======== SUPPLIED DATA ========

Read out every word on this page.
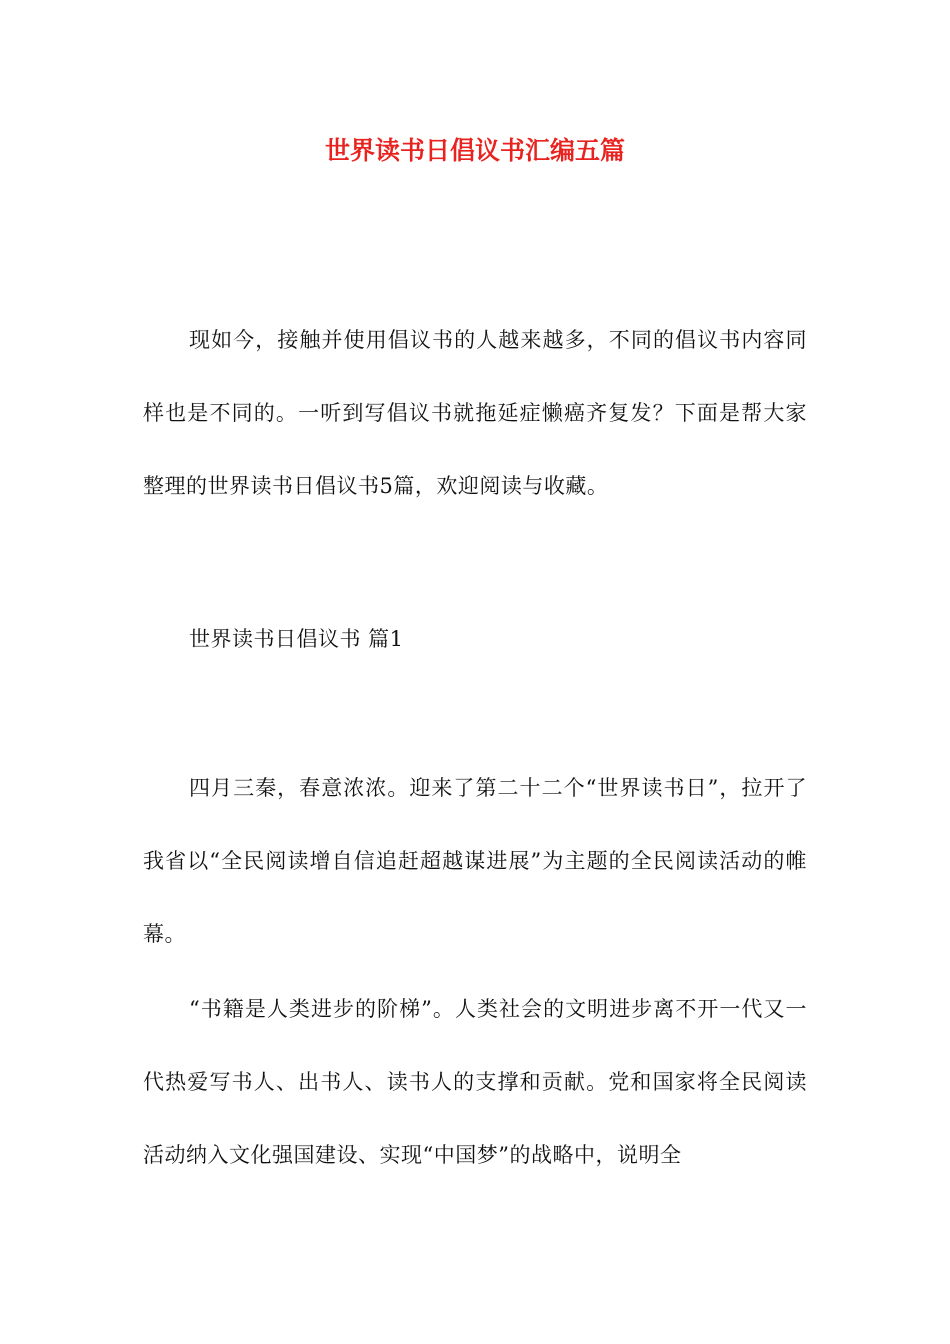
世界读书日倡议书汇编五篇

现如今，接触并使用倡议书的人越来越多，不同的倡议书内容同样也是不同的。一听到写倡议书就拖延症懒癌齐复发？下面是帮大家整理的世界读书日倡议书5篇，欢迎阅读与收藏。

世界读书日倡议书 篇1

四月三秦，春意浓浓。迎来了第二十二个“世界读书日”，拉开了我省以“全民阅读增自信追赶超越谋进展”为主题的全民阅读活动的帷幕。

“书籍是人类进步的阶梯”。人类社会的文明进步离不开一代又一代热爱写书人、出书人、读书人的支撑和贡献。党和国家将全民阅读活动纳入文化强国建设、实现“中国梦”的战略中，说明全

========

# [TASK TO COMPLETE]
In your copy of the records, include no pictures; repeat everything else exactly.

# [COMPLETE RESPONSE]
Read out every word on this page.
世界读书日倡议书汇编五篇

现如今，接触并使用倡议书的人越来越多，不同的倡议书内容同样也是不同的。一听到写倡议书就拖延症懒癌齐复发？下面是帮大家整理的世界读书日倡议书5篇，欢迎阅读与收藏。

世界读书日倡议书 篇1

四月三秦，春意浓浓。迎来了第二十二个“世界读书日”，拉开了我省以“全民阅读增自信追赶超越谋进展”为主题的全民阅读活动的帷幕。

“书籍是人类进步的阶梯”。人类社会的文明进步离不开一代又一代热爱写书人、出书人、读书人的支撑和贡献。党和国家将全民阅读活动纳入文化强国建设、实现“中国梦”的战略中，说明全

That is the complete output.